» Work required
Update the lines of the material from the one holding "text-line: пального округа, городского" through the one holding "text-line: удовлетворительном (или", inclusive, so that "хорошем" becomes "отличном" and nothing else changes. Return only those lines.
BEGIN Information shown
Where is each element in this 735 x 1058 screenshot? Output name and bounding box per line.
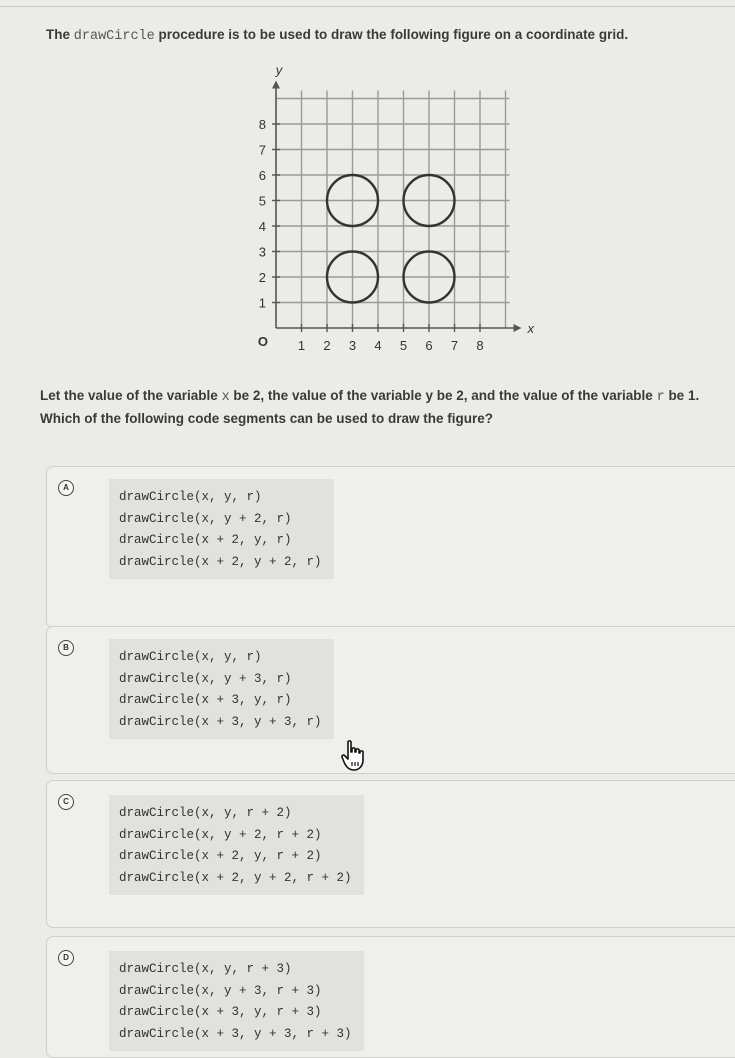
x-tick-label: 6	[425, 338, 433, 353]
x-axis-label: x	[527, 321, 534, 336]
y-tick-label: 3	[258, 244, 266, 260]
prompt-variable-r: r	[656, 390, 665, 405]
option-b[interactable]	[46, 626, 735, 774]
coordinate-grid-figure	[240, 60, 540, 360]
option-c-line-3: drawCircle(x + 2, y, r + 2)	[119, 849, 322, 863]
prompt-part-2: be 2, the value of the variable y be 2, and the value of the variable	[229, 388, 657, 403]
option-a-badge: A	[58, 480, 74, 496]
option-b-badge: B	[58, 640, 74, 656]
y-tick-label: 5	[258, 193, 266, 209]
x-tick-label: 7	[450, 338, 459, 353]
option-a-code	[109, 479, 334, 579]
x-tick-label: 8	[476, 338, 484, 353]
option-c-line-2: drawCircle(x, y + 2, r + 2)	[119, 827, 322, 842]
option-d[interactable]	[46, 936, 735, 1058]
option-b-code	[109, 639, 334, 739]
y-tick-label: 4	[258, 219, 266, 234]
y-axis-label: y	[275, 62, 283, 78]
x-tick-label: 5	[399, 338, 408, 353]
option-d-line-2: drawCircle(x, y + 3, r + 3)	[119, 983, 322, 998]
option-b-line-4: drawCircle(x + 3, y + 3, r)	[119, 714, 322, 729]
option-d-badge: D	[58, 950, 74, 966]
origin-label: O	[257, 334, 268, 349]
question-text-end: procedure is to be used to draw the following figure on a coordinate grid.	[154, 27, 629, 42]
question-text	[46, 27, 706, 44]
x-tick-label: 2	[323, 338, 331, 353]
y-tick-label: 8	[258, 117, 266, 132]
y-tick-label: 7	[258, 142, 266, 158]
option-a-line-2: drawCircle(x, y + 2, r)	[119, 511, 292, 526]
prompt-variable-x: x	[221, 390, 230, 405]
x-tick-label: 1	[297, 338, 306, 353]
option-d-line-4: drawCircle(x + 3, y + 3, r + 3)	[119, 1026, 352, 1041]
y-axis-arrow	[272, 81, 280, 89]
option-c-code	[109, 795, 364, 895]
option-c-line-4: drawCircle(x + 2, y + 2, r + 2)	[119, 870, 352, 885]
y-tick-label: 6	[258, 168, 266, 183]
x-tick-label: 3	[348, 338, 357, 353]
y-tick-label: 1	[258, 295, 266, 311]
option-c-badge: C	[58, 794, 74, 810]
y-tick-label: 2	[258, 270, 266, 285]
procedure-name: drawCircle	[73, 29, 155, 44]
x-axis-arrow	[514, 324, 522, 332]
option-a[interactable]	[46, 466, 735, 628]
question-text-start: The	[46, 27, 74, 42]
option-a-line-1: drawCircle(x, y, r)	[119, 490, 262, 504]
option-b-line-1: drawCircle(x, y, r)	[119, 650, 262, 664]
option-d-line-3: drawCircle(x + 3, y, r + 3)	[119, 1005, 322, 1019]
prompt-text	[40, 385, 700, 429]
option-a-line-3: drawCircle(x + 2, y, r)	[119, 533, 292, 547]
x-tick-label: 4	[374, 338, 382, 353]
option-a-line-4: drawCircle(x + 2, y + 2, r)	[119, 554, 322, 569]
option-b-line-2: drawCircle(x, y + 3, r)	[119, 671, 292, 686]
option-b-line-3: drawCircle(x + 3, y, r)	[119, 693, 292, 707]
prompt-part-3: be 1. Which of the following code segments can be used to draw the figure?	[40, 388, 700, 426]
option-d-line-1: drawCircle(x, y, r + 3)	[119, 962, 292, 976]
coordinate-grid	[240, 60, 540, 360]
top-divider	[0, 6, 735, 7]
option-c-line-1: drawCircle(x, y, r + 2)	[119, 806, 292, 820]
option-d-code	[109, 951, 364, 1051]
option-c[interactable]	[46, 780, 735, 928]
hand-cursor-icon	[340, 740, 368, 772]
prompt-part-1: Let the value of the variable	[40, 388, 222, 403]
END Information shown
BEGIN Information shown
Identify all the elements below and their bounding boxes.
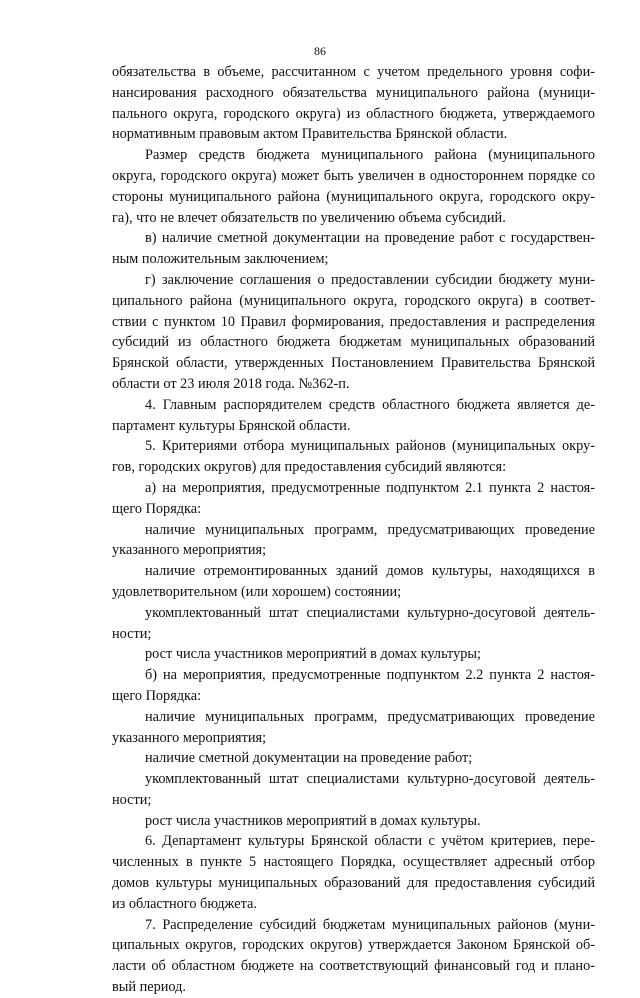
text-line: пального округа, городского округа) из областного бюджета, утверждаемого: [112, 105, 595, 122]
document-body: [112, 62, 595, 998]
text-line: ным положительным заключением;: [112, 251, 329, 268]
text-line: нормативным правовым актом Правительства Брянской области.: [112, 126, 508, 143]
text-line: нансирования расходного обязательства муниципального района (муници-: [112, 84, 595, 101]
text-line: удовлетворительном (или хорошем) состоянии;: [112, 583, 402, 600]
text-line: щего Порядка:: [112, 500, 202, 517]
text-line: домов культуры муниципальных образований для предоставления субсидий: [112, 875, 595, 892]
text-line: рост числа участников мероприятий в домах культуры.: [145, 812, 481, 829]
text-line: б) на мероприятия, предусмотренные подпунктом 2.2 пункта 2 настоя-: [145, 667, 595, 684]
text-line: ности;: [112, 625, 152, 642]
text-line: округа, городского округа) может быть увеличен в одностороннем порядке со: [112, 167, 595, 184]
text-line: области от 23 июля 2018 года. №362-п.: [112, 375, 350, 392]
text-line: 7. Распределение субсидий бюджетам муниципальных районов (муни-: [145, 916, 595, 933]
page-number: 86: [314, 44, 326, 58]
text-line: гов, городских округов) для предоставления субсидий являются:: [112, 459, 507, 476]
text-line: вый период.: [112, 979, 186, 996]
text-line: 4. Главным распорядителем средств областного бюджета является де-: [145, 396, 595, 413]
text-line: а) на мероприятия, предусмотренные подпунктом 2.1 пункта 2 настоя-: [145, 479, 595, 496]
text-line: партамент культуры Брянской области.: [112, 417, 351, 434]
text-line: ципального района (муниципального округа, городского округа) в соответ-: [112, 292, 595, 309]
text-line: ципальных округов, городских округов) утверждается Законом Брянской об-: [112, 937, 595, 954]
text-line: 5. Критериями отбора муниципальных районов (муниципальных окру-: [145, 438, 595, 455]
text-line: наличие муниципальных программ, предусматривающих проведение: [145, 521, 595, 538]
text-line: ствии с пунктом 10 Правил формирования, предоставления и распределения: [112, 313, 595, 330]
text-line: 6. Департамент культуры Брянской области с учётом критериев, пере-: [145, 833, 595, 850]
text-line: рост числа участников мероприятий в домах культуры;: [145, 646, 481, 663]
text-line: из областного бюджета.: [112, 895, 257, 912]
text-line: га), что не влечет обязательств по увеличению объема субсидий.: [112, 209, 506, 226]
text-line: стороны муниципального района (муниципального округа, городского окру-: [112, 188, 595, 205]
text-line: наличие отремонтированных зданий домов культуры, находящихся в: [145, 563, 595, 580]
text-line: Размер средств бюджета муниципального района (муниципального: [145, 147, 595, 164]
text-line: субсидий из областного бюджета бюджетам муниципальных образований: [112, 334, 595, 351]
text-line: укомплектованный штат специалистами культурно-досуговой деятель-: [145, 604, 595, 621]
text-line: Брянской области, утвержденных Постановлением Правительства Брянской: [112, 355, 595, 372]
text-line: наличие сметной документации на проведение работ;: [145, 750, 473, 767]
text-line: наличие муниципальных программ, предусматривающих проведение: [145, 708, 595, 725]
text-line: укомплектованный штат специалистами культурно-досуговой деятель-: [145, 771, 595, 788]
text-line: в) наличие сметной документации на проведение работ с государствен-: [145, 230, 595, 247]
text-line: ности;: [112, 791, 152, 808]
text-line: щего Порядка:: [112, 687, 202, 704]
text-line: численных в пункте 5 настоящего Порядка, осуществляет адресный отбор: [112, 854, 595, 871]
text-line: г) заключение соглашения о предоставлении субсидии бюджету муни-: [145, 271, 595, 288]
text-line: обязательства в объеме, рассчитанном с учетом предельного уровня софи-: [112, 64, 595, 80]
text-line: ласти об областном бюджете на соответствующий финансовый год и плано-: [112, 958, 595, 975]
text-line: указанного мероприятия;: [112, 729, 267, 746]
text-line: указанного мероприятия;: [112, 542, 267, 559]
END Information shown
» Reply
text-line: пального округа, городского округа) из областного бюджета, утверждаемого: [112, 105, 595, 122]
document-body: [112, 62, 595, 998]
text-line: ным положительным заключением;: [112, 251, 329, 268]
text-line: нормативным правовым актом Правительства Брянской области.: [112, 126, 508, 143]
text-line: нансирования расходного обязательства муниципального района (муници-: [112, 84, 595, 101]
text-line: удовлетворительном (или отличном) состоянии;: [112, 583, 402, 600]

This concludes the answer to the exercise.